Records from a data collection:
## begin

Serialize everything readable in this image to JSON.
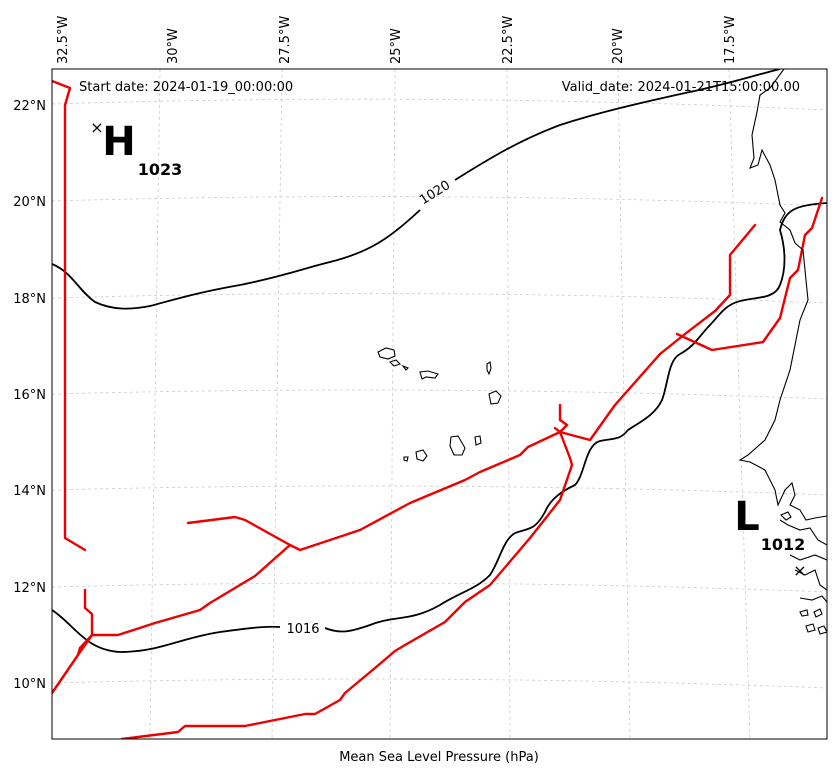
{
  "header": {
    "start_date": "Start date: 2024-01-19_00:00:00",
    "valid_date": "Valid_date: 2024-01-21T15:00:00.00"
  },
  "footer": {
    "caption": "Mean Sea Level Pressure (hPa)"
  },
  "axes": {
    "lon_ticks": [
      "32.5°W",
      "30°W",
      "27.5°W",
      "25°W",
      "22.5°W",
      "20°W",
      "17.5°W"
    ],
    "lat_ticks": [
      "22°N",
      "20°N",
      "18°N",
      "16°N",
      "14°N",
      "12°N",
      "10°N"
    ]
  },
  "isobars": {
    "label_1020": "1020",
    "label_1016": "1016"
  },
  "pressure_centers": {
    "high": {
      "letter": "H",
      "value": "1023",
      "marker": "×"
    },
    "low": {
      "letter": "L",
      "value": "1012",
      "marker": "×"
    }
  },
  "colors": {
    "route": "#ee0000",
    "isobar": "#000000",
    "grid": "#cccccc"
  }
}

## end

Your instructions => Strip out the images, then output the records above word for word.

Full solution =>
Serialize everything readable in this image to JSON.
{
  "header": {
    "start_date": "Start date: 2024-01-19_00:00:00",
    "valid_date": "Valid_date: 2024-01-21T15:00:00.00"
  },
  "footer": {
    "caption": "Mean Sea Level Pressure (hPa)"
  },
  "axes": {
    "lon_ticks": [
      "32.5°W",
      "30°W",
      "27.5°W",
      "25°W",
      "22.5°W",
      "20°W",
      "17.5°W"
    ],
    "lat_ticks": [
      "22°N",
      "20°N",
      "18°N",
      "16°N",
      "14°N",
      "12°N",
      "10°N"
    ]
  },
  "isobars": {
    "label_1020": "1020",
    "label_1016": "1016"
  },
  "pressure_centers": {
    "high": {
      "letter": "H",
      "value": "1023",
      "marker": "×"
    },
    "low": {
      "letter": "L",
      "value": "1012",
      "marker": "×"
    }
  },
  "colors": {
    "route": "#ee0000",
    "isobar": "#000000",
    "grid": "#cccccc"
  }
}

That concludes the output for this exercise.